Your instructions
Pictures in the data below are not part of the copy; transcribe everything else exactly.

--- START Provided entries ---

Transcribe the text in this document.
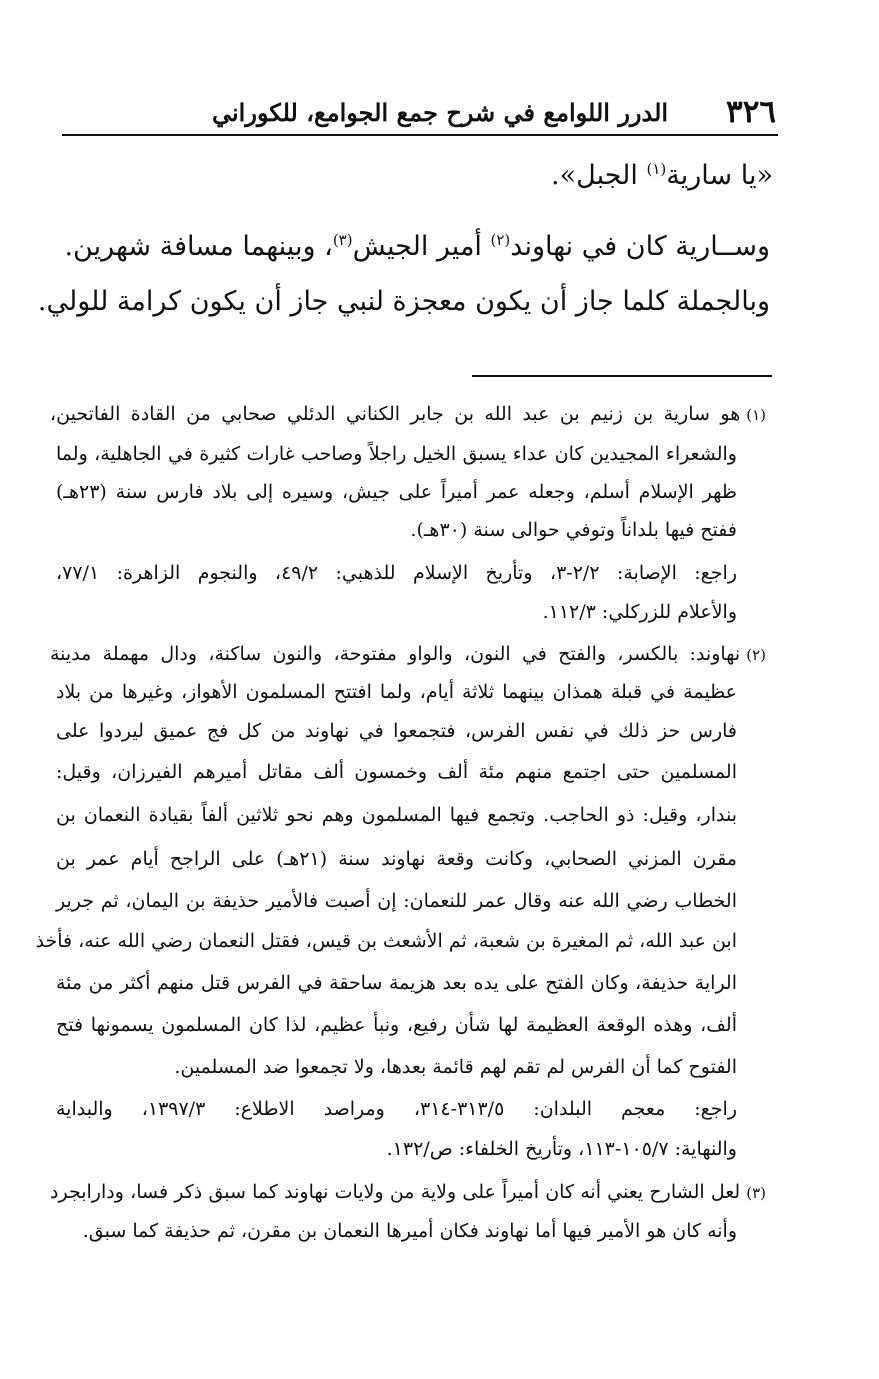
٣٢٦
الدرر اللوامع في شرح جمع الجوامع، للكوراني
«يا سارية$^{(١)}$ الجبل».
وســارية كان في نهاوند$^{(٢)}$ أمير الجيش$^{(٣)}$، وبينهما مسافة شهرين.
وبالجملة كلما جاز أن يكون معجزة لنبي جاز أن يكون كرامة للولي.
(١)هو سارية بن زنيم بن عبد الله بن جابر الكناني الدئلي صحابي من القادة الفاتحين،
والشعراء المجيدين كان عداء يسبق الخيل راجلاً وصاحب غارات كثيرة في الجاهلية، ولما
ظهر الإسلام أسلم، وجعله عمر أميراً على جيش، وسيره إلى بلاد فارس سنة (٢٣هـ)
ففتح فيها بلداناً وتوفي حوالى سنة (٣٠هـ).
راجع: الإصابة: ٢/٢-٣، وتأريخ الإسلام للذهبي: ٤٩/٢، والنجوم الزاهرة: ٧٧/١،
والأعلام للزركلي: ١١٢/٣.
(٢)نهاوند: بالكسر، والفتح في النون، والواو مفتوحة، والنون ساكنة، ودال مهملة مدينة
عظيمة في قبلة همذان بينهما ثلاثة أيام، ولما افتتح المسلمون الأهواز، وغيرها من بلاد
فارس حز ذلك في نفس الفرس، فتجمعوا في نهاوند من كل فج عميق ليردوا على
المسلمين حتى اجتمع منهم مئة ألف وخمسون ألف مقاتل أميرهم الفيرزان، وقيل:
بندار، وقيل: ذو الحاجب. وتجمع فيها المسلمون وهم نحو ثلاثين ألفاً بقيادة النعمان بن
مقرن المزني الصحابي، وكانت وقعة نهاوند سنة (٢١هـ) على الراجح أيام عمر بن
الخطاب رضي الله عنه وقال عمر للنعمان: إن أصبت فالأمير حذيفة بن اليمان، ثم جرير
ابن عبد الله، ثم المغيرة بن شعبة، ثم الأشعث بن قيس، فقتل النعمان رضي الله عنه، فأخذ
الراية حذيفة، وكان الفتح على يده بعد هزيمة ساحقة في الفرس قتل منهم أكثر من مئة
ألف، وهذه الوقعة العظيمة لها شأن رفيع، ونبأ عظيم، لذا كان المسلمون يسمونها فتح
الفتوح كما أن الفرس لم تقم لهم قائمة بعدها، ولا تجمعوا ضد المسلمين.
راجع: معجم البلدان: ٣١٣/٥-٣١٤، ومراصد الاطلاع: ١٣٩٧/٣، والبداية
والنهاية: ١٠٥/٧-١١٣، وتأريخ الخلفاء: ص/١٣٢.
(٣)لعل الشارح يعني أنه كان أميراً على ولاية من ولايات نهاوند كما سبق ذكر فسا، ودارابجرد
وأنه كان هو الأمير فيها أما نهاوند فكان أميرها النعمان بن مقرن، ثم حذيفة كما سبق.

--- END Provided entries ---

Finished exercise
Transcribe the text in this document.
٣٢٦
الدرر اللوامع في شرح جمع الجوامع، للكوراني
«يا سارية$^{(١)}$ الجبل».
وســارية كان في نهاوند$^{(٢)}$ أمير الجيش$^{(٣)}$، وبينهما مسافة شهرين.
وبالجملة كلما جاز أن يكون معجزة لنبي جاز أن يكون كرامة للولي.
(١)هو سارية بن زنيم بن عبد الله بن جابر الكناني الدئلي صحابي من القادة الفاتحين،
والشعراء المجيدين كان عداء يسبق الخيل راجلاً وصاحب غارات كثيرة في الجاهلية، ولما
ظهر الإسلام أسلم، وجعله عمر أميراً على جيش، وسيره إلى بلاد فارس سنة (٢٣هـ)
ففتح فيها بلداناً وتوفي حوالى سنة (٣٠هـ).
راجع: الإصابة: ٢/٢-٣، وتأريخ الإسلام للذهبي: ٤٩/٢، والنجوم الزاهرة: ٧٧/١،
والأعلام للزركلي: ١١٢/٣.
(٢)نهاوند: بالكسر، والفتح في النون، والواو مفتوحة، والنون ساكنة، ودال مهملة مدينة
عظيمة في قبلة همذان بينهما ثلاثة أيام، ولما افتتح المسلمون الأهواز، وغيرها من بلاد
فارس حز ذلك في نفس الفرس، فتجمعوا في نهاوند من كل فج عميق ليردوا على
المسلمين حتى اجتمع منهم مئة ألف وخمسون ألف مقاتل أميرهم الفيرزان، وقيل:
بندار، وقيل: ذو الحاجب. وتجمع فيها المسلمون وهم نحو ثلاثين ألفاً بقيادة النعمان بن
مقرن المزني الصحابي، وكانت وقعة نهاوند سنة (٢١هـ) على الراجح أيام عمر بن
الخطاب رضي الله عنه وقال عمر للنعمان: إن أصبت فالأمير حذيفة بن اليمان، ثم جرير
ابن عبد الله، ثم المغيرة بن شعبة، ثم الأشعث بن قيس، فقتل النعمان رضي الله عنه، فأخذ
الراية حذيفة، وكان الفتح على يده بعد هزيمة ساحقة في الفرس قتل منهم أكثر من مئة
ألف، وهذه الوقعة العظيمة لها شأن رفيع، ونبأ عظيم، لذا كان المسلمون يسمونها فتح
الفتوح كما أن الفرس لم تقم لهم قائمة بعدها، ولا تجمعوا ضد المسلمين.
راجع: معجم البلدان: ٣١٣/٥-٣١٤، ومراصد الاطلاع: ١٣٩٧/٣، والبداية
والنهاية: ١٠٥/٧-١١٣، وتأريخ الخلفاء: ص/١٣٢.
(٣)لعل الشارح يعني أنه كان أميراً على ولاية من ولايات نهاوند كما سبق ذكر فسا، ودارابجرد
وأنه كان هو الأمير فيها أما نهاوند فكان أميرها النعمان بن مقرن، ثم حذيفة كما سبق.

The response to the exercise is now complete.